══ RECORDS FOR THE EXERCISE

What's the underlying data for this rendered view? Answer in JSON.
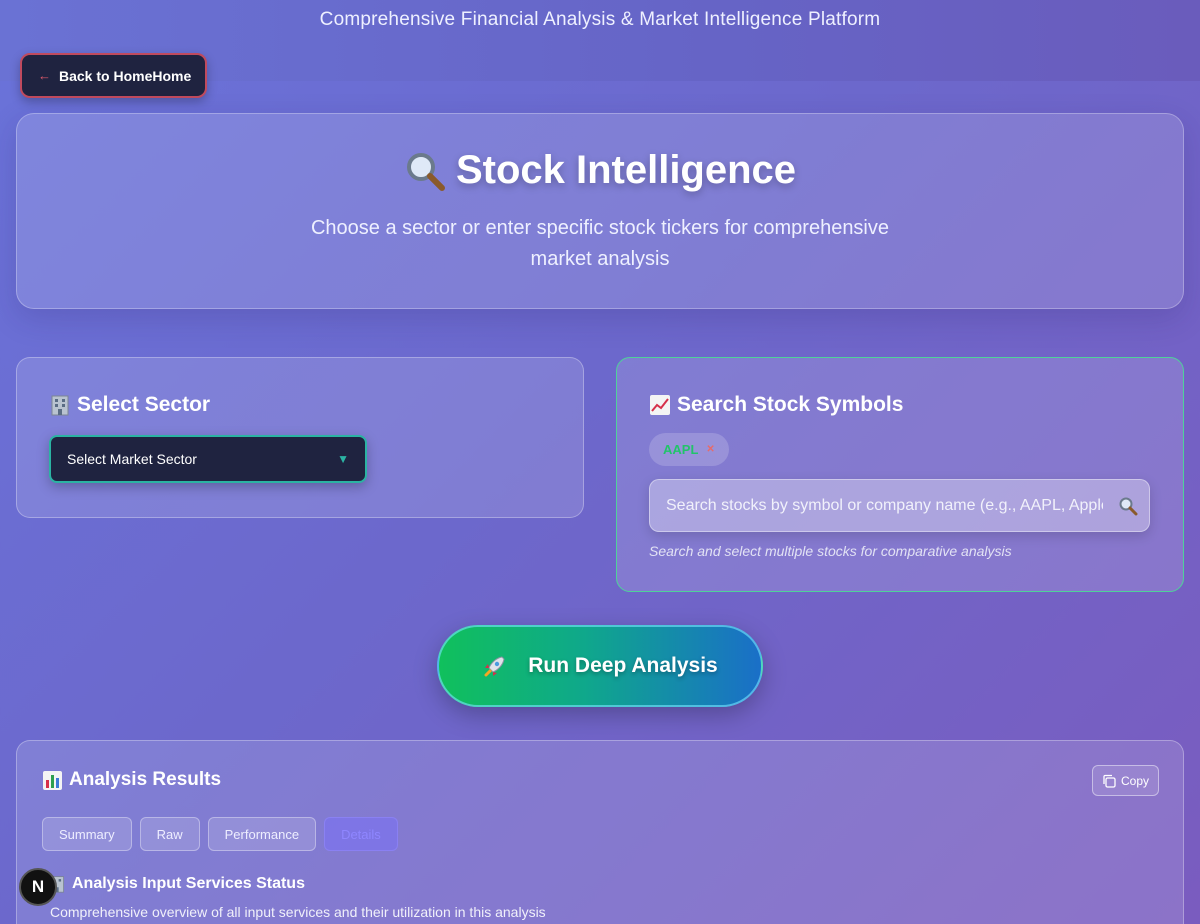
{
  "header": {
    "tagline": "Comprehensive Financial Analysis & Market Intelligence Platform",
    "back_label": "Back to HomeHome"
  },
  "hero": {
    "title": "Stock Intelligence",
    "subtitle": "Choose a sector or enter specific stock tickers for comprehensive market analysis"
  },
  "sector": {
    "title": "Select Sector",
    "select_value": "Select Market Sector"
  },
  "search": {
    "title": "Search Stock Symbols",
    "chip": "AAPL",
    "placeholder": "Search stocks by symbol or company name (e.g., AAPL, Apple)",
    "hint": "Search and select multiple stocks for comparative analysis"
  },
  "run_label": "Run Deep Analysis",
  "results": {
    "title": "Analysis Results",
    "copy_label": "Copy",
    "tabs": [
      "Summary",
      "Raw",
      "Performance",
      "Details"
    ],
    "active_tab": "Details",
    "services_title": "Analysis Input Services Status",
    "services_desc": "Comprehensive overview of all input services and their utilization in this analysis"
  },
  "dev_badge": "N",
  "colors": {
    "accent_green": "#10c05c",
    "accent_blue": "#1a6fc8",
    "danger": "#c04a5e",
    "dark": "#1f2340"
  }
}
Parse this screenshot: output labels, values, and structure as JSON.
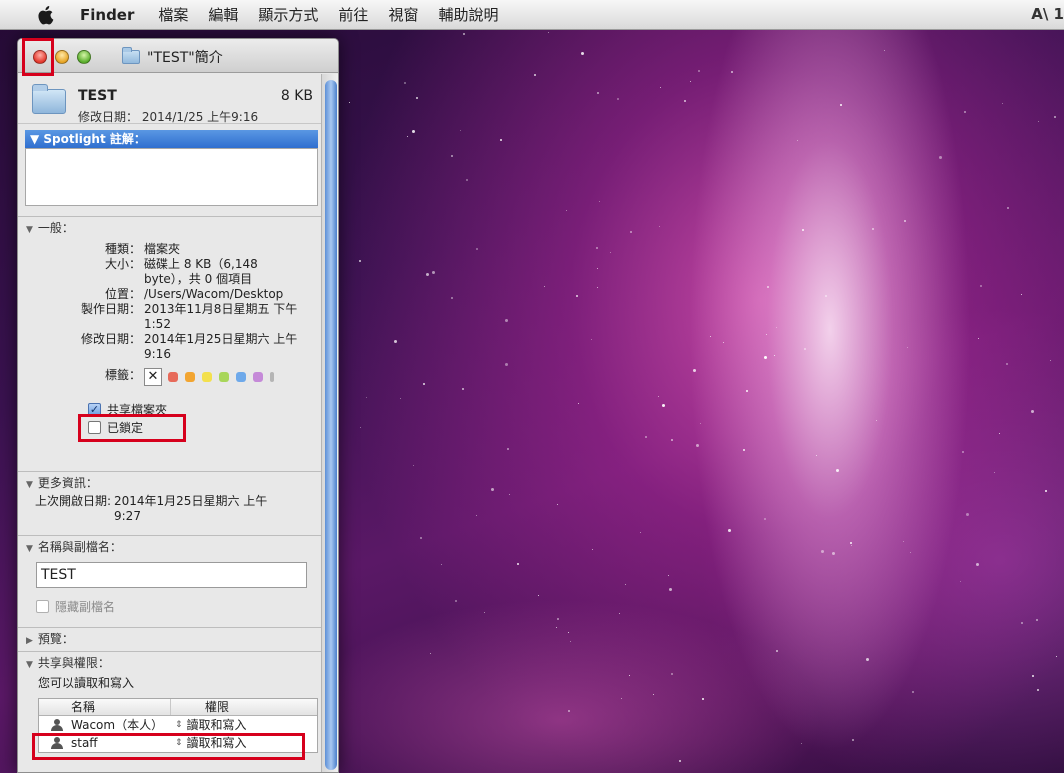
{
  "menubar": {
    "app_name": "Finder",
    "menus": [
      "檔案",
      "編輯",
      "顯示方式",
      "前往",
      "視窗",
      "輔助說明"
    ],
    "right_text": "A\\ 1"
  },
  "window": {
    "title": "\"TEST\"簡介"
  },
  "header": {
    "name": "TEST",
    "size": "8 KB",
    "modified": "修改日期： 2014/1/25 上午9:16"
  },
  "spotlight": {
    "title": "▼ Spotlight 註解："
  },
  "general": {
    "title": "一般：",
    "rows": [
      {
        "label": "種類：",
        "value": "檔案夾"
      },
      {
        "label": "大小：",
        "value": "磁碟上 8 KB（6,148 byte），共 0 個項目"
      },
      {
        "label": "位置：",
        "value": "/Users/Wacom/Desktop"
      },
      {
        "label": "製作日期：",
        "value": "2013年11月8日星期五 下午1:52"
      },
      {
        "label": "修改日期：",
        "value": "2014年1月25日星期六 上午9:16"
      }
    ],
    "tags_label": "標籤：",
    "tag_x": "✕",
    "tag_colors": [
      "#e76a5a",
      "#f2a531",
      "#f3e04d",
      "#a8d65a",
      "#6ea9ea",
      "#c58ad8",
      "#b5b5b5"
    ],
    "shared_label": "共享檔案夾",
    "shared_checked": true,
    "locked_label": "已鎖定",
    "locked_checked": false
  },
  "more_info": {
    "title": "更多資訊：",
    "last_opened_label": "上次開啟日期:",
    "last_opened_value": "2014年1月25日星期六 上午9:27"
  },
  "name_ext": {
    "title": "名稱與副檔名：",
    "name_value": "TEST",
    "hide_ext_label": "隱藏副檔名"
  },
  "preview": {
    "title": "預覽："
  },
  "sharing": {
    "title": "共享與權限：",
    "note": "您可以讀取和寫入",
    "col_name": "名稱",
    "col_perm": "權限",
    "rows": [
      {
        "name": "Wacom（本人）",
        "perm": "讀取和寫入"
      },
      {
        "name": "staff",
        "perm": "讀取和寫入"
      }
    ]
  }
}
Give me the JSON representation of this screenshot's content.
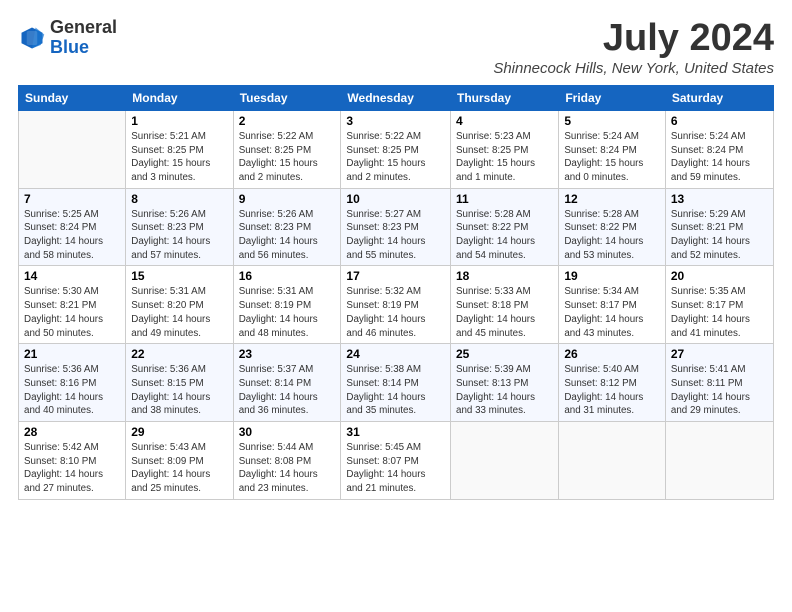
{
  "header": {
    "logo": {
      "general": "General",
      "blue": "Blue"
    },
    "title": "July 2024",
    "location": "Shinnecock Hills, New York, United States"
  },
  "days_of_week": [
    "Sunday",
    "Monday",
    "Tuesday",
    "Wednesday",
    "Thursday",
    "Friday",
    "Saturday"
  ],
  "weeks": [
    [
      {
        "day": "",
        "info": ""
      },
      {
        "day": "1",
        "info": "Sunrise: 5:21 AM\nSunset: 8:25 PM\nDaylight: 15 hours\nand 3 minutes."
      },
      {
        "day": "2",
        "info": "Sunrise: 5:22 AM\nSunset: 8:25 PM\nDaylight: 15 hours\nand 2 minutes."
      },
      {
        "day": "3",
        "info": "Sunrise: 5:22 AM\nSunset: 8:25 PM\nDaylight: 15 hours\nand 2 minutes."
      },
      {
        "day": "4",
        "info": "Sunrise: 5:23 AM\nSunset: 8:25 PM\nDaylight: 15 hours\nand 1 minute."
      },
      {
        "day": "5",
        "info": "Sunrise: 5:24 AM\nSunset: 8:24 PM\nDaylight: 15 hours\nand 0 minutes."
      },
      {
        "day": "6",
        "info": "Sunrise: 5:24 AM\nSunset: 8:24 PM\nDaylight: 14 hours\nand 59 minutes."
      }
    ],
    [
      {
        "day": "7",
        "info": "Sunrise: 5:25 AM\nSunset: 8:24 PM\nDaylight: 14 hours\nand 58 minutes."
      },
      {
        "day": "8",
        "info": "Sunrise: 5:26 AM\nSunset: 8:23 PM\nDaylight: 14 hours\nand 57 minutes."
      },
      {
        "day": "9",
        "info": "Sunrise: 5:26 AM\nSunset: 8:23 PM\nDaylight: 14 hours\nand 56 minutes."
      },
      {
        "day": "10",
        "info": "Sunrise: 5:27 AM\nSunset: 8:23 PM\nDaylight: 14 hours\nand 55 minutes."
      },
      {
        "day": "11",
        "info": "Sunrise: 5:28 AM\nSunset: 8:22 PM\nDaylight: 14 hours\nand 54 minutes."
      },
      {
        "day": "12",
        "info": "Sunrise: 5:28 AM\nSunset: 8:22 PM\nDaylight: 14 hours\nand 53 minutes."
      },
      {
        "day": "13",
        "info": "Sunrise: 5:29 AM\nSunset: 8:21 PM\nDaylight: 14 hours\nand 52 minutes."
      }
    ],
    [
      {
        "day": "14",
        "info": "Sunrise: 5:30 AM\nSunset: 8:21 PM\nDaylight: 14 hours\nand 50 minutes."
      },
      {
        "day": "15",
        "info": "Sunrise: 5:31 AM\nSunset: 8:20 PM\nDaylight: 14 hours\nand 49 minutes."
      },
      {
        "day": "16",
        "info": "Sunrise: 5:31 AM\nSunset: 8:19 PM\nDaylight: 14 hours\nand 48 minutes."
      },
      {
        "day": "17",
        "info": "Sunrise: 5:32 AM\nSunset: 8:19 PM\nDaylight: 14 hours\nand 46 minutes."
      },
      {
        "day": "18",
        "info": "Sunrise: 5:33 AM\nSunset: 8:18 PM\nDaylight: 14 hours\nand 45 minutes."
      },
      {
        "day": "19",
        "info": "Sunrise: 5:34 AM\nSunset: 8:17 PM\nDaylight: 14 hours\nand 43 minutes."
      },
      {
        "day": "20",
        "info": "Sunrise: 5:35 AM\nSunset: 8:17 PM\nDaylight: 14 hours\nand 41 minutes."
      }
    ],
    [
      {
        "day": "21",
        "info": "Sunrise: 5:36 AM\nSunset: 8:16 PM\nDaylight: 14 hours\nand 40 minutes."
      },
      {
        "day": "22",
        "info": "Sunrise: 5:36 AM\nSunset: 8:15 PM\nDaylight: 14 hours\nand 38 minutes."
      },
      {
        "day": "23",
        "info": "Sunrise: 5:37 AM\nSunset: 8:14 PM\nDaylight: 14 hours\nand 36 minutes."
      },
      {
        "day": "24",
        "info": "Sunrise: 5:38 AM\nSunset: 8:14 PM\nDaylight: 14 hours\nand 35 minutes."
      },
      {
        "day": "25",
        "info": "Sunrise: 5:39 AM\nSunset: 8:13 PM\nDaylight: 14 hours\nand 33 minutes."
      },
      {
        "day": "26",
        "info": "Sunrise: 5:40 AM\nSunset: 8:12 PM\nDaylight: 14 hours\nand 31 minutes."
      },
      {
        "day": "27",
        "info": "Sunrise: 5:41 AM\nSunset: 8:11 PM\nDaylight: 14 hours\nand 29 minutes."
      }
    ],
    [
      {
        "day": "28",
        "info": "Sunrise: 5:42 AM\nSunset: 8:10 PM\nDaylight: 14 hours\nand 27 minutes."
      },
      {
        "day": "29",
        "info": "Sunrise: 5:43 AM\nSunset: 8:09 PM\nDaylight: 14 hours\nand 25 minutes."
      },
      {
        "day": "30",
        "info": "Sunrise: 5:44 AM\nSunset: 8:08 PM\nDaylight: 14 hours\nand 23 minutes."
      },
      {
        "day": "31",
        "info": "Sunrise: 5:45 AM\nSunset: 8:07 PM\nDaylight: 14 hours\nand 21 minutes."
      },
      {
        "day": "",
        "info": ""
      },
      {
        "day": "",
        "info": ""
      },
      {
        "day": "",
        "info": ""
      }
    ]
  ]
}
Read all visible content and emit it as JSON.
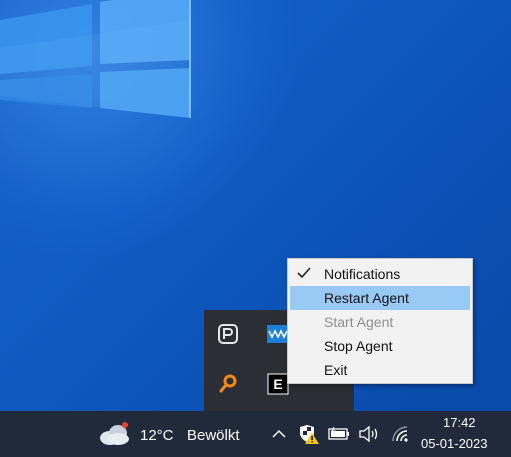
{
  "context_menu": {
    "items": [
      {
        "label": "Notifications",
        "checked": true,
        "state": "normal"
      },
      {
        "label": "Restart Agent",
        "checked": false,
        "state": "highlighted"
      },
      {
        "label": "Start Agent",
        "checked": false,
        "state": "disabled"
      },
      {
        "label": "Stop Agent",
        "checked": false,
        "state": "normal"
      },
      {
        "label": "Exit",
        "checked": false,
        "state": "normal"
      }
    ]
  },
  "tray_overflow": {
    "icons": [
      "p-app-icon",
      "audio-wave-icon",
      "search-orange-icon",
      "e-app-icon"
    ]
  },
  "taskbar": {
    "weather": {
      "temperature": "12°C",
      "condition": "Bewölkt",
      "icon": "cloudy-icon"
    },
    "clock": {
      "time": "17:42",
      "date": "05-01-2023"
    }
  },
  "colors": {
    "desktop": "#0f5cc4",
    "taskbar": "#202a3a",
    "menu_bg": "#f2f2f2",
    "menu_highlight": "#99c9f5",
    "menu_disabled_text": "#8e8e8e"
  }
}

════

• REQUIREMENT:
In the records above, find the lines containing "Wacom" and copy them.

• WORKED SOLUTION:
        "value": "/Users/Wacom/Desktop"
        "name": "Wacom（本人）",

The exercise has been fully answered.